▶ [Exercise task] Records follow. Copy every line with "digitaal".

(Dataset rows about figures)
= = =

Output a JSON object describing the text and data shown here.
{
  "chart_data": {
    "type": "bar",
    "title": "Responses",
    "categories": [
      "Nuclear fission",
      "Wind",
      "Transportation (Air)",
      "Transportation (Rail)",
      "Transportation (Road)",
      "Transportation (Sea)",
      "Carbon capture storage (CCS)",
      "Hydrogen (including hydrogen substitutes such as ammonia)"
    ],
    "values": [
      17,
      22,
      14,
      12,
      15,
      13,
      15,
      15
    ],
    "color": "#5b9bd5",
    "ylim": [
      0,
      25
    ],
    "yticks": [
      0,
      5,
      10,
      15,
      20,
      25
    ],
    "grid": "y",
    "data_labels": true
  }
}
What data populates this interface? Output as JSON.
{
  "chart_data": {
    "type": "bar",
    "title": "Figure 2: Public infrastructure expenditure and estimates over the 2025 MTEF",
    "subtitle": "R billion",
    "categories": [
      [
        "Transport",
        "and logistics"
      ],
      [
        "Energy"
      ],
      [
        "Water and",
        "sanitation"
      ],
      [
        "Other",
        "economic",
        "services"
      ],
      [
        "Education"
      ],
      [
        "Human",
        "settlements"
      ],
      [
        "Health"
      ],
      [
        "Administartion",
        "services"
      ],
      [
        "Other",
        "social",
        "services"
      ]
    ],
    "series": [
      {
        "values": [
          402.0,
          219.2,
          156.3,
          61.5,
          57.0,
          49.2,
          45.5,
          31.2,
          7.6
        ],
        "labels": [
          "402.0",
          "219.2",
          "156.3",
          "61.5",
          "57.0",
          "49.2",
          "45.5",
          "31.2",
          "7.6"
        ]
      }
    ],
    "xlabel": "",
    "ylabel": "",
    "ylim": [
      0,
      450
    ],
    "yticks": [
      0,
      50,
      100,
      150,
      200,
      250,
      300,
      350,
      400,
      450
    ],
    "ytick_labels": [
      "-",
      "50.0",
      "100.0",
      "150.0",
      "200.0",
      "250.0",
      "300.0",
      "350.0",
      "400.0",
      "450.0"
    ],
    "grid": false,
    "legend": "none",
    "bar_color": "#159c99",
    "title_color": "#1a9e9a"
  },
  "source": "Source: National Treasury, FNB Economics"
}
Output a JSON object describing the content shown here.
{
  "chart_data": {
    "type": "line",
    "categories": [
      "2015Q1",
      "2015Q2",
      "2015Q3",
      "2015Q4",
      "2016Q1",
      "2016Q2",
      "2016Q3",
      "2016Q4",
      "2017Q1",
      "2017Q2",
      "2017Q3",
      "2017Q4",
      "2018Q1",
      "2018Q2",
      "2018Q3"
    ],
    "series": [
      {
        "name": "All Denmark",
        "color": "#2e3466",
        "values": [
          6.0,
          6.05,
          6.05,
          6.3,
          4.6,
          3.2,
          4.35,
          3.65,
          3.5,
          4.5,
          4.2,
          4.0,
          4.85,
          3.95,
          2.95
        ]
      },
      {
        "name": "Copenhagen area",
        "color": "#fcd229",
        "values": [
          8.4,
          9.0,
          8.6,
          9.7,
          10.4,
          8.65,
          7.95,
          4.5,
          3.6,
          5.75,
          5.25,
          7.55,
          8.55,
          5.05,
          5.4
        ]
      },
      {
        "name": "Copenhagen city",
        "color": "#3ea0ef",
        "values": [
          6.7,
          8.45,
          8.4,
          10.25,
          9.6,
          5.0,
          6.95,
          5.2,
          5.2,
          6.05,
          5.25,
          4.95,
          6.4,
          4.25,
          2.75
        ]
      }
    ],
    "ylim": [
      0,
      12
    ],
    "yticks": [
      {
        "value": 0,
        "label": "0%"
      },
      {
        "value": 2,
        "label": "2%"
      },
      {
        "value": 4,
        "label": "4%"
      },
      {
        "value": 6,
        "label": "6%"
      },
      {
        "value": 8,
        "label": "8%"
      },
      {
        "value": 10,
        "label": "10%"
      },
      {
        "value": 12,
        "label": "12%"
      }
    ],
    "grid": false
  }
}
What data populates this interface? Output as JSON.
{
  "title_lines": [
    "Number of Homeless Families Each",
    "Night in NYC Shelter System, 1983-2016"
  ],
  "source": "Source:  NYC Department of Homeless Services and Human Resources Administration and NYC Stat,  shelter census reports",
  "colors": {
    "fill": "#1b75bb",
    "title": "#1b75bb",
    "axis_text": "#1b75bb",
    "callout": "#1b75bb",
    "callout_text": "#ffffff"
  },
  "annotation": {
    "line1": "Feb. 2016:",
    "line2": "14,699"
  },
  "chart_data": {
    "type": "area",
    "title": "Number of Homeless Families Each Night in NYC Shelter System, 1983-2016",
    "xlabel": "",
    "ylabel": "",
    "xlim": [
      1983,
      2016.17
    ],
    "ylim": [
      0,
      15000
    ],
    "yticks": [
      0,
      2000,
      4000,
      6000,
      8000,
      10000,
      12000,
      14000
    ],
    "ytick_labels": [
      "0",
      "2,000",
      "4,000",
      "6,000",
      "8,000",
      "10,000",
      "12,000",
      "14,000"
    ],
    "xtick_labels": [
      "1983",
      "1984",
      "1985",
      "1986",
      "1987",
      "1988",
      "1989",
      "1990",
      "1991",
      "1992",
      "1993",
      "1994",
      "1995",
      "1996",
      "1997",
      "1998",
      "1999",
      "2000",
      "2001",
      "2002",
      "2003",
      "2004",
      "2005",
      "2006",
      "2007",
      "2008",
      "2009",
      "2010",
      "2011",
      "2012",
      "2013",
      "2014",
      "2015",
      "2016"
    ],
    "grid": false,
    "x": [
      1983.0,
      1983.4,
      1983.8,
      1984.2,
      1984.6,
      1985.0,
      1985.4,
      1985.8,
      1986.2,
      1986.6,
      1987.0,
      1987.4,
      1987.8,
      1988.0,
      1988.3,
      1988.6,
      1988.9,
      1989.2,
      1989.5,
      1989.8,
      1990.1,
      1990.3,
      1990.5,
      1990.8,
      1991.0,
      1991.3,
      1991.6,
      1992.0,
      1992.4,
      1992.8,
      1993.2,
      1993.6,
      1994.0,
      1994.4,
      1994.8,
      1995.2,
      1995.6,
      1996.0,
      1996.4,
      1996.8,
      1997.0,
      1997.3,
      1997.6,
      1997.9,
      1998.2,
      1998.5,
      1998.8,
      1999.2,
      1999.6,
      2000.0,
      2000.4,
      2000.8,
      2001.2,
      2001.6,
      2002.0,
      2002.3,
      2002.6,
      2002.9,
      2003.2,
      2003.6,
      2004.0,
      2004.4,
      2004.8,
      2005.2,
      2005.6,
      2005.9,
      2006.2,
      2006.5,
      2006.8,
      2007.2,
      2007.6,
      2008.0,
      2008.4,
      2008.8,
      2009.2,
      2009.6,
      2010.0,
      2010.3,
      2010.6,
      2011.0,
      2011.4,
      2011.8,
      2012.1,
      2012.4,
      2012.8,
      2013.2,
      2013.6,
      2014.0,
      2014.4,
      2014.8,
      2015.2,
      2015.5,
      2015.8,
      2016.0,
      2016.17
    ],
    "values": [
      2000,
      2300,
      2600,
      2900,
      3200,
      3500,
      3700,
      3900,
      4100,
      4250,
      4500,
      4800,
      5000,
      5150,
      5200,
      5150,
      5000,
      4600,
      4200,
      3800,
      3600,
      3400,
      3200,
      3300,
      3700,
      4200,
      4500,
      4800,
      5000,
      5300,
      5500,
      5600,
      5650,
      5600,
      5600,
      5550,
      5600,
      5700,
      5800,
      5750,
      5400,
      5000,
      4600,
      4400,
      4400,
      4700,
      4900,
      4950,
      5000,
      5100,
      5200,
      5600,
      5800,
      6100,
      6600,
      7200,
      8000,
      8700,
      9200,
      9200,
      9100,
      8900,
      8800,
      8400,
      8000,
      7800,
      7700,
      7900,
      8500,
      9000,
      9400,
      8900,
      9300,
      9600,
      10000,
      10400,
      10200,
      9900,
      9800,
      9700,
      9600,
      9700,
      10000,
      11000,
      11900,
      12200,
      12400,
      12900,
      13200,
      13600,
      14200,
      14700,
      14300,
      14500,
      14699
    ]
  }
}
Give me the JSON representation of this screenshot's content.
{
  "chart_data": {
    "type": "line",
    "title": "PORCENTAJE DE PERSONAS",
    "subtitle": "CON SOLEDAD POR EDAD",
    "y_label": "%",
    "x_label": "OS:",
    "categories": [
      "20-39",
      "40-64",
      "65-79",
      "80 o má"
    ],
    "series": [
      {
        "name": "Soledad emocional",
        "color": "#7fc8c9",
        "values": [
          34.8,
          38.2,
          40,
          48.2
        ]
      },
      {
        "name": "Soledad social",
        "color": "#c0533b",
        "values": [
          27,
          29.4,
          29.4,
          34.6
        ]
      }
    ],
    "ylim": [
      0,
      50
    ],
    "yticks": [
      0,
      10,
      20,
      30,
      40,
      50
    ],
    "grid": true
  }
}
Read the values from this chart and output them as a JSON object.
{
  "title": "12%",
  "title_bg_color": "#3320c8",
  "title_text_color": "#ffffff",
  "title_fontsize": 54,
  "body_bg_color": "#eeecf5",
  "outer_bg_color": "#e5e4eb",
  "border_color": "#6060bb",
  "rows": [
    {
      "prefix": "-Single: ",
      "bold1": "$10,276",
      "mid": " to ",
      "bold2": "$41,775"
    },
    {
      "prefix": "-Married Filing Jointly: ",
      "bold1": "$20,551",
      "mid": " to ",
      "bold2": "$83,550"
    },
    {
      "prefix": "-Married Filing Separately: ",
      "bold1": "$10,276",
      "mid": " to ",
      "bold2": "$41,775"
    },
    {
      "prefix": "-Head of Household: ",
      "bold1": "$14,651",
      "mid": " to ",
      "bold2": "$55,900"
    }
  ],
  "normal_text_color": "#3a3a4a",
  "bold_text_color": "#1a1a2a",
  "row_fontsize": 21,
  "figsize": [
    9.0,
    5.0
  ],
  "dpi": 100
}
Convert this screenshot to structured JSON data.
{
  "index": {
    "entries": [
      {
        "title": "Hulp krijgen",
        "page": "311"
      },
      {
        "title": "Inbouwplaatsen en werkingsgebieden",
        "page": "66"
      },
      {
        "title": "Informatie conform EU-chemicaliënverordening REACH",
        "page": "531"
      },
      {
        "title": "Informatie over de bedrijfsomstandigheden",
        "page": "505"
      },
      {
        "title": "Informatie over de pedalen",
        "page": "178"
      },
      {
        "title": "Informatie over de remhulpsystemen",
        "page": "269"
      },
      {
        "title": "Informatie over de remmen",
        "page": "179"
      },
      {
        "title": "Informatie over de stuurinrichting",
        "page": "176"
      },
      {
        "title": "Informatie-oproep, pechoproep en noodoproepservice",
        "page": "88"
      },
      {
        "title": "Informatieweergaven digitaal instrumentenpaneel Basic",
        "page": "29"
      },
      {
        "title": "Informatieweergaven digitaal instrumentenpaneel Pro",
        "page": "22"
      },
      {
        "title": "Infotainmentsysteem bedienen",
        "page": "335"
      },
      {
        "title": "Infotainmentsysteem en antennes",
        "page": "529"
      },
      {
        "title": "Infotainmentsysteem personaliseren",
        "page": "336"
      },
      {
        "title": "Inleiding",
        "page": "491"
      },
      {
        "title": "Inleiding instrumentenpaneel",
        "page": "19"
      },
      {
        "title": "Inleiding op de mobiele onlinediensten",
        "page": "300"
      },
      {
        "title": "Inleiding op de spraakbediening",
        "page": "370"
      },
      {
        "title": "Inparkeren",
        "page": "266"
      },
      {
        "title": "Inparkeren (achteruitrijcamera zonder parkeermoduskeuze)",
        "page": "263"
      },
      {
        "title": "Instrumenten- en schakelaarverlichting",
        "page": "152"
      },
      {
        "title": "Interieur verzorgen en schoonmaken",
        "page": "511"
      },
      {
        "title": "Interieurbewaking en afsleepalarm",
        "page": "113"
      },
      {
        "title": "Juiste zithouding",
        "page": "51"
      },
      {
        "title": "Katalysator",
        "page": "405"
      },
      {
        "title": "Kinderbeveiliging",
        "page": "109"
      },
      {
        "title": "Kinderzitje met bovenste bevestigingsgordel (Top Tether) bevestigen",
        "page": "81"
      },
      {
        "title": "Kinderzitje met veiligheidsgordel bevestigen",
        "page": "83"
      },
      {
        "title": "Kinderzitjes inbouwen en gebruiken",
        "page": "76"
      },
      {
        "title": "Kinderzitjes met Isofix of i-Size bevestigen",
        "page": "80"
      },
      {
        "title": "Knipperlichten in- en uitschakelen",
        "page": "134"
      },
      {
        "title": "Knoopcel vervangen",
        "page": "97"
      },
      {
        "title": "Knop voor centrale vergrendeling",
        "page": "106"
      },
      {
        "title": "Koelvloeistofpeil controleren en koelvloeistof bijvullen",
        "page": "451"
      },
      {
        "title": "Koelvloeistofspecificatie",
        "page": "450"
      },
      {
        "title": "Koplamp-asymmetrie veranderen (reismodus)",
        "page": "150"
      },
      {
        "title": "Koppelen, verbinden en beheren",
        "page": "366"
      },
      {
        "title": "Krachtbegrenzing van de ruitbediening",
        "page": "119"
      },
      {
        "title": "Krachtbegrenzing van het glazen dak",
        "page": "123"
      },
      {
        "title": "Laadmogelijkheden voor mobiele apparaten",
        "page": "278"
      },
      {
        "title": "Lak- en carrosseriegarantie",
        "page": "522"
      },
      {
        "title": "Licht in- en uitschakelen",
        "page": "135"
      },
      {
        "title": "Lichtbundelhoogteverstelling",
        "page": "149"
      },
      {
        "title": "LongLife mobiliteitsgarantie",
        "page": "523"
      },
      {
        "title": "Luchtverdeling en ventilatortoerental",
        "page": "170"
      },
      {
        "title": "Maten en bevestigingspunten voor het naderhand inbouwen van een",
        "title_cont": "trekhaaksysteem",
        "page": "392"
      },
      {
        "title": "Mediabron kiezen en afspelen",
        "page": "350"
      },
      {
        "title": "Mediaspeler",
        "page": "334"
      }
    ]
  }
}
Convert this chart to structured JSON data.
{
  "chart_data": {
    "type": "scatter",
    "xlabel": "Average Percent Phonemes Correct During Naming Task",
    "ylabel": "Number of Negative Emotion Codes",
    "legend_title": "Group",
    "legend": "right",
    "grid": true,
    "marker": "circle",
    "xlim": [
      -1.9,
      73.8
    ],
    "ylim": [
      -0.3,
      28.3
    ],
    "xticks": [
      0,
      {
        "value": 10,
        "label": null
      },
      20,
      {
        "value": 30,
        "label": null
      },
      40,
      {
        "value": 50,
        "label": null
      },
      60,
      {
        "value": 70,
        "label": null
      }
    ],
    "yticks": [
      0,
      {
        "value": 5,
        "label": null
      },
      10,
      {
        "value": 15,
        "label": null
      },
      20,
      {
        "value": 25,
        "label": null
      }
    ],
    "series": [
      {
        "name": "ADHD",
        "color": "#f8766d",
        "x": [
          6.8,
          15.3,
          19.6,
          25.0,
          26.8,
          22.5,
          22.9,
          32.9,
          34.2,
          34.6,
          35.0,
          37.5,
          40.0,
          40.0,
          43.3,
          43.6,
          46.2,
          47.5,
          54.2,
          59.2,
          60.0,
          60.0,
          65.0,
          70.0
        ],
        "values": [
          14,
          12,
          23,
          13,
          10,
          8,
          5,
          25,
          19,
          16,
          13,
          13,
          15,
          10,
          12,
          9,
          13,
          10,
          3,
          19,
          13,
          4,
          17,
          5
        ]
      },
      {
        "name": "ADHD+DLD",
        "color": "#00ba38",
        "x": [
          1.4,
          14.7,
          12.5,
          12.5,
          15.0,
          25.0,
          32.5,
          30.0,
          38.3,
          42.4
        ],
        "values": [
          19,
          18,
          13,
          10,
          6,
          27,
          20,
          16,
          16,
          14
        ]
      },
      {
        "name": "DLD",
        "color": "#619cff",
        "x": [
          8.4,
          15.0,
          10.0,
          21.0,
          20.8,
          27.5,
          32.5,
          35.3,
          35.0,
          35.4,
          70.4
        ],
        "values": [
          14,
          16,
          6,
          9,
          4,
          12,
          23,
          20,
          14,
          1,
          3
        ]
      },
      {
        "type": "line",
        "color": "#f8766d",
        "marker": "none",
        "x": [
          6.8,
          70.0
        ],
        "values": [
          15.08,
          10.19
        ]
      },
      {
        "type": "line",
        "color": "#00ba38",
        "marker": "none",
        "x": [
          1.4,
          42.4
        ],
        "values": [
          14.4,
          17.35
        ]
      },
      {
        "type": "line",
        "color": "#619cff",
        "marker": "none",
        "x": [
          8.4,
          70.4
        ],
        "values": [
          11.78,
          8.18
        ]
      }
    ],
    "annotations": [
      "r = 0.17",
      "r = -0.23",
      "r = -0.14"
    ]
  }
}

= = =

▶ [Response to the exercise]
        "title": "Informatieweergaven digitaal instrumentenpaneel Basic",
        "title": "Informatieweergaven digitaal instrumentenpaneel Pro",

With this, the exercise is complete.